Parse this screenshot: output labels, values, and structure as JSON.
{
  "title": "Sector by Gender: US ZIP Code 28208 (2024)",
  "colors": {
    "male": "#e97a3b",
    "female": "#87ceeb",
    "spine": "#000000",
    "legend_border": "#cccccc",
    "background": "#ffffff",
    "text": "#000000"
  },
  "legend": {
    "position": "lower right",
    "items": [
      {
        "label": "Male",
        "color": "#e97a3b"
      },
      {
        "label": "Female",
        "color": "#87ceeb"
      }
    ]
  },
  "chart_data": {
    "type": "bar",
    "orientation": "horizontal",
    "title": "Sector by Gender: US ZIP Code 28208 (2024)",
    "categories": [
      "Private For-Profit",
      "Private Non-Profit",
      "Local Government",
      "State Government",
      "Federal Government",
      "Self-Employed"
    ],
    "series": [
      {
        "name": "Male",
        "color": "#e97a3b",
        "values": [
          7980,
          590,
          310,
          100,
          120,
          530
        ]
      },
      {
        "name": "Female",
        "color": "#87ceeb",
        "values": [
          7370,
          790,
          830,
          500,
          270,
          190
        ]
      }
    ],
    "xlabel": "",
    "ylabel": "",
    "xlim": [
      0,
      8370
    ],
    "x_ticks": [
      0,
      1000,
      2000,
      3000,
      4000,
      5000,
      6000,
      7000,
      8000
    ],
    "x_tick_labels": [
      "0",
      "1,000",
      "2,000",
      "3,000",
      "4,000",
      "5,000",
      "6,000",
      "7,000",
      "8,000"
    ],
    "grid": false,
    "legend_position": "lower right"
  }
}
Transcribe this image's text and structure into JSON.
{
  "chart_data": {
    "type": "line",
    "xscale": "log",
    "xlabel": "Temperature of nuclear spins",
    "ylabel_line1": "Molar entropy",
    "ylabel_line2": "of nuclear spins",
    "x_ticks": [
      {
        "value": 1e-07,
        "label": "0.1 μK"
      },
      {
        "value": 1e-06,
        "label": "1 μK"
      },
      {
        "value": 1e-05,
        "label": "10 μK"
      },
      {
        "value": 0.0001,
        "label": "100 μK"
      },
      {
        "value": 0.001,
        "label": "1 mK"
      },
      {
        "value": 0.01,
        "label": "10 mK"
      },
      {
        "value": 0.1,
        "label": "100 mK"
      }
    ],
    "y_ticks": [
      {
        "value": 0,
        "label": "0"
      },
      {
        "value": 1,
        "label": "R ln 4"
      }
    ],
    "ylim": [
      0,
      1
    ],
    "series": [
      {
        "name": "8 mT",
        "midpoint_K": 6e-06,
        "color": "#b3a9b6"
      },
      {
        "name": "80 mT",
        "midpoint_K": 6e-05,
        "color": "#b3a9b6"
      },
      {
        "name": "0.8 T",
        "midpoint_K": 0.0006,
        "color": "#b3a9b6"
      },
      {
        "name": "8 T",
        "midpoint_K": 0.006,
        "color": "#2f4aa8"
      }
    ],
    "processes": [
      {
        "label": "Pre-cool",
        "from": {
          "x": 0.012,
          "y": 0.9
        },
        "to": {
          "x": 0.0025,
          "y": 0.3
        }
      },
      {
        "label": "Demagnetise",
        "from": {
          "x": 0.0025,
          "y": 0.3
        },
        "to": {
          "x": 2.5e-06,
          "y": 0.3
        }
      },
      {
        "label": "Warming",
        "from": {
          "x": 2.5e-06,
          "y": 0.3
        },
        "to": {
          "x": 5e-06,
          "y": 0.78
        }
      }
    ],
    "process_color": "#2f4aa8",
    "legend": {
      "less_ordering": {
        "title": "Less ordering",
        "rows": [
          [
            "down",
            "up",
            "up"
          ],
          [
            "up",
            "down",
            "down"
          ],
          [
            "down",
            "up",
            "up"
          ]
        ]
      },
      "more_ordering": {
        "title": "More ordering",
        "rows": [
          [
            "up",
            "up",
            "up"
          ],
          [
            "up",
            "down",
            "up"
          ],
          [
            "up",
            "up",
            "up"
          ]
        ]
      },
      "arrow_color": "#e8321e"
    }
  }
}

## Aim of the exercise:
Please repeat all the records above exactly as they appear.

## Task solution:
Parse this screenshot: output labels, values, and structure as JSON.
{
  "title": "Sector by Gender: US ZIP Code 28208 (2024)",
  "colors": {
    "male": "#e97a3b",
    "female": "#87ceeb",
    "spine": "#000000",
    "legend_border": "#cccccc",
    "background": "#ffffff",
    "text": "#000000"
  },
  "legend": {
    "position": "lower right",
    "items": [
      {
        "label": "Male",
        "color": "#e97a3b"
      },
      {
        "label": "Female",
        "color": "#87ceeb"
      }
    ]
  },
  "chart_data": {
    "type": "bar",
    "orientation": "horizontal",
    "title": "Sector by Gender: US ZIP Code 28208 (2024)",
    "categories": [
      "Private For-Profit",
      "Private Non-Profit",
      "Local Government",
      "State Government",
      "Federal Government",
      "Self-Employed"
    ],
    "series": [
      {
        "name": "Male",
        "color": "#e97a3b",
        "values": [
          7980,
          590,
          310,
          100,
          120,
          530
        ]
      },
      {
        "name": "Female",
        "color": "#87ceeb",
        "values": [
          7370,
          790,
          830,
          500,
          270,
          190
        ]
      }
    ],
    "xlabel": "",
    "ylabel": "",
    "xlim": [
      0,
      8370
    ],
    "x_ticks": [
      0,
      1000,
      2000,
      3000,
      4000,
      5000,
      6000,
      7000,
      8000
    ],
    "x_tick_labels": [
      "0",
      "1,000",
      "2,000",
      "3,000",
      "4,000",
      "5,000",
      "6,000",
      "7,000",
      "8,000"
    ],
    "grid": false,
    "legend_position": "lower right"
  }
}
Transcribe this image's text and structure into JSON.
{
  "chart_data": {
    "type": "line",
    "xscale": "log",
    "xlabel": "Temperature of nuclear spins",
    "ylabel_line1": "Molar entropy",
    "ylabel_line2": "of nuclear spins",
    "x_ticks": [
      {
        "value": 1e-07,
        "label": "0.1 μK"
      },
      {
        "value": 1e-06,
        "label": "1 μK"
      },
      {
        "value": 1e-05,
        "label": "10 μK"
      },
      {
        "value": 0.0001,
        "label": "100 μK"
      },
      {
        "value": 0.001,
        "label": "1 mK"
      },
      {
        "value": 0.01,
        "label": "10 mK"
      },
      {
        "value": 0.1,
        "label": "100 mK"
      }
    ],
    "y_ticks": [
      {
        "value": 0,
        "label": "0"
      },
      {
        "value": 1,
        "label": "R ln 4"
      }
    ],
    "ylim": [
      0,
      1
    ],
    "series": [
      {
        "name": "8 mT",
        "midpoint_K": 6e-06,
        "color": "#b3a9b6"
      },
      {
        "name": "80 mT",
        "midpoint_K": 6e-05,
        "color": "#b3a9b6"
      },
      {
        "name": "0.8 T",
        "midpoint_K": 0.0006,
        "color": "#b3a9b6"
      },
      {
        "name": "8 T",
        "midpoint_K": 0.006,
        "color": "#2f4aa8"
      }
    ],
    "processes": [
      {
        "label": "Pre-cool",
        "from": {
          "x": 0.012,
          "y": 0.9
        },
        "to": {
          "x": 0.0025,
          "y": 0.3
        }
      },
      {
        "label": "Demagnetise",
        "from": {
          "x": 0.0025,
          "y": 0.3
        },
        "to": {
          "x": 2.5e-06,
          "y": 0.3
        }
      },
      {
        "label": "Warming",
        "from": {
          "x": 2.5e-06,
          "y": 0.3
        },
        "to": {
          "x": 5e-06,
          "y": 0.78
        }
      }
    ],
    "process_color": "#2f4aa8",
    "legend": {
      "less_ordering": {
        "title": "Less ordering",
        "rows": [
          [
            "down",
            "up",
            "up"
          ],
          [
            "up",
            "down",
            "down"
          ],
          [
            "down",
            "up",
            "up"
          ]
        ]
      },
      "more_ordering": {
        "title": "More ordering",
        "rows": [
          [
            "up",
            "up",
            "up"
          ],
          [
            "up",
            "down",
            "up"
          ],
          [
            "up",
            "up",
            "up"
          ]
        ]
      },
      "arrow_color": "#e8321e"
    }
  }
}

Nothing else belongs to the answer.